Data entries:
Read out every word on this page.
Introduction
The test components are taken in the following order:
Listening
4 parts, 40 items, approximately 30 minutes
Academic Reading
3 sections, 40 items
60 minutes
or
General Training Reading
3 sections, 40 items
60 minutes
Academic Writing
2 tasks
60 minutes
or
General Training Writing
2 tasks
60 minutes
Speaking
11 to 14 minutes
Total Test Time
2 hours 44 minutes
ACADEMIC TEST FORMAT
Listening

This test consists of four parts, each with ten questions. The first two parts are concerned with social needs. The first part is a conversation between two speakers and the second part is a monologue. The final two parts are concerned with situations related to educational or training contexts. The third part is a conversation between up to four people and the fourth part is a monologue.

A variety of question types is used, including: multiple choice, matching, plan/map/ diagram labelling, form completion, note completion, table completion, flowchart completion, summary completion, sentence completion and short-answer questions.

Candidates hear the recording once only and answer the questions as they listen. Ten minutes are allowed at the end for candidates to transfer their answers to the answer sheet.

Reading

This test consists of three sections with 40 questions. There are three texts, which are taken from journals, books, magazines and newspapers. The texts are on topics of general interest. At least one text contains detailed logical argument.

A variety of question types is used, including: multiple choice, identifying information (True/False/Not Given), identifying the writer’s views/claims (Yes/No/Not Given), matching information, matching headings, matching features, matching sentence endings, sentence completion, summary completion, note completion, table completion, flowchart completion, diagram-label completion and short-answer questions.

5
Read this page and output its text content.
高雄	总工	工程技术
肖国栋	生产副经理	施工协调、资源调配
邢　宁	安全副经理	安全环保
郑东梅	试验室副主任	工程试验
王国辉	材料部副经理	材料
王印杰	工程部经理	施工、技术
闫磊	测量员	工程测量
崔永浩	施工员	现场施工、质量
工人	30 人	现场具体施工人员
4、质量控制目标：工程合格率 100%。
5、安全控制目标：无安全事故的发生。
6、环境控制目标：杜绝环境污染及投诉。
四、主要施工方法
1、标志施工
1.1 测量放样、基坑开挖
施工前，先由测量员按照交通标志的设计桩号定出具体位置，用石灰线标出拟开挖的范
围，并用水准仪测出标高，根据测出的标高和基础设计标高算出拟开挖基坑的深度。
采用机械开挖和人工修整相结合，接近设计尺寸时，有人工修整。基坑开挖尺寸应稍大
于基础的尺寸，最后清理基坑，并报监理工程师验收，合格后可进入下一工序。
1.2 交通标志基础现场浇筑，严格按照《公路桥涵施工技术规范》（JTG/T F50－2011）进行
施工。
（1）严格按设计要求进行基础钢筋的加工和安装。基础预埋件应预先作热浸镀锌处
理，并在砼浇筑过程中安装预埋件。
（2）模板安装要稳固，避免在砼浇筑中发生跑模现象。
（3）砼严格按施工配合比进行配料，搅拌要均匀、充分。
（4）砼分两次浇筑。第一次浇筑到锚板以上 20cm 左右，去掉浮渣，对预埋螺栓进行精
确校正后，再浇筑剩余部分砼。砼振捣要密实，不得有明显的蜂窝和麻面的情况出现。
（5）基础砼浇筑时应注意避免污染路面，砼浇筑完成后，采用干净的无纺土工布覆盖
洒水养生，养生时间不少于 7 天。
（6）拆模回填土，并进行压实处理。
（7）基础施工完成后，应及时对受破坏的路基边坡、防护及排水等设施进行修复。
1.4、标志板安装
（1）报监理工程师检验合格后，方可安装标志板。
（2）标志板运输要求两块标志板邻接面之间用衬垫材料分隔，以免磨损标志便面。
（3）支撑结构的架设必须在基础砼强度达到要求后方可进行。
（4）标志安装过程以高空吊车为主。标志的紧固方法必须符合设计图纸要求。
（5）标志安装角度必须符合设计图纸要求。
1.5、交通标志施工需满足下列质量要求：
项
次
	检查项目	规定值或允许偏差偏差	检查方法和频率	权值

__WHAT THE TASK REQUIRES__: Output all of the material, please, exactly as it stands.

__PROBLEM SOLUTION__:
Read out every word on this page.
Introduction
The test components are taken in the following order:
Listening
4 parts, 40 items, approximately 30 minutes
Academic Reading
3 sections, 40 items
60 minutes
or
General Training Reading
3 sections, 40 items
60 minutes
Academic Writing
2 tasks
60 minutes
or
General Training Writing
2 tasks
60 minutes
Speaking
11 to 14 minutes
Total Test Time
2 hours 44 minutes
ACADEMIC TEST FORMAT
Listening

This test consists of four parts, each with ten questions. The first two parts are concerned with social needs. The first part is a conversation between two speakers and the second part is a monologue. The final two parts are concerned with situations related to educational or training contexts. The third part is a conversation between up to four people and the fourth part is a monologue.

A variety of question types is used, including: multiple choice, matching, plan/map/ diagram labelling, form completion, note completion, table completion, flowchart completion, summary completion, sentence completion and short-answer questions.

Candidates hear the recording once only and answer the questions as they listen. Ten minutes are allowed at the end for candidates to transfer their answers to the answer sheet.

Reading

This test consists of three sections with 40 questions. There are three texts, which are taken from journals, books, magazines and newspapers. The texts are on topics of general interest. At least one text contains detailed logical argument.

A variety of question types is used, including: multiple choice, identifying information (True/False/Not Given), identifying the writer’s views/claims (Yes/No/Not Given), matching information, matching headings, matching features, matching sentence endings, sentence completion, summary completion, note completion, table completion, flowchart completion, diagram-label completion and short-answer questions.

5
Read this page and output its text content.
高雄	总工	工程技术
肖国栋	生产副经理	施工协调、资源调配
邢　宁	安全副经理	安全环保
郑东梅	试验室副主任	工程试验
王国辉	材料部副经理	材料
王印杰	工程部经理	施工、技术
闫磊	测量员	工程测量
崔永浩	施工员	现场施工、质量
工人	30 人	现场具体施工人员
4、质量控制目标：工程合格率 100%。
5、安全控制目标：无安全事故的发生。
6、环境控制目标：杜绝环境污染及投诉。
四、主要施工方法
1、标志施工
1.1 测量放样、基坑开挖
施工前，先由测量员按照交通标志的设计桩号定出具体位置，用石灰线标出拟开挖的范
围，并用水准仪测出标高，根据测出的标高和基础设计标高算出拟开挖基坑的深度。
采用机械开挖和人工修整相结合，接近设计尺寸时，有人工修整。基坑开挖尺寸应稍大
于基础的尺寸，最后清理基坑，并报监理工程师验收，合格后可进入下一工序。
1.2 交通标志基础现场浇筑，严格按照《公路桥涵施工技术规范》（JTG/T F50－2011）进行
施工。
（1）严格按设计要求进行基础钢筋的加工和安装。基础预埋件应预先作热浸镀锌处
理，并在砼浇筑过程中安装预埋件。
（2）模板安装要稳固，避免在砼浇筑中发生跑模现象。
（3）砼严格按施工配合比进行配料，搅拌要均匀、充分。
（4）砼分两次浇筑。第一次浇筑到锚板以上 20cm 左右，去掉浮渣，对预埋螺栓进行精
确校正后，再浇筑剩余部分砼。砼振捣要密实，不得有明显的蜂窝和麻面的情况出现。
（5）基础砼浇筑时应注意避免污染路面，砼浇筑完成后，采用干净的无纺土工布覆盖
洒水养生，养生时间不少于 7 天。
（6）拆模回填土，并进行压实处理。
（7）基础施工完成后，应及时对受破坏的路基边坡、防护及排水等设施进行修复。
1.4、标志板安装
（1）报监理工程师检验合格后，方可安装标志板。
（2）标志板运输要求两块标志板邻接面之间用衬垫材料分隔，以免磨损标志便面。
（3）支撑结构的架设必须在基础砼强度达到要求后方可进行。
（4）标志安装过程以高空吊车为主。标志的紧固方法必须符合设计图纸要求。
（5）标志安装角度必须符合设计图纸要求。
1.5、交通标志施工需满足下列质量要求：
项
次
	检查项目	规定值或允许偏差偏差	检查方法和频率	权值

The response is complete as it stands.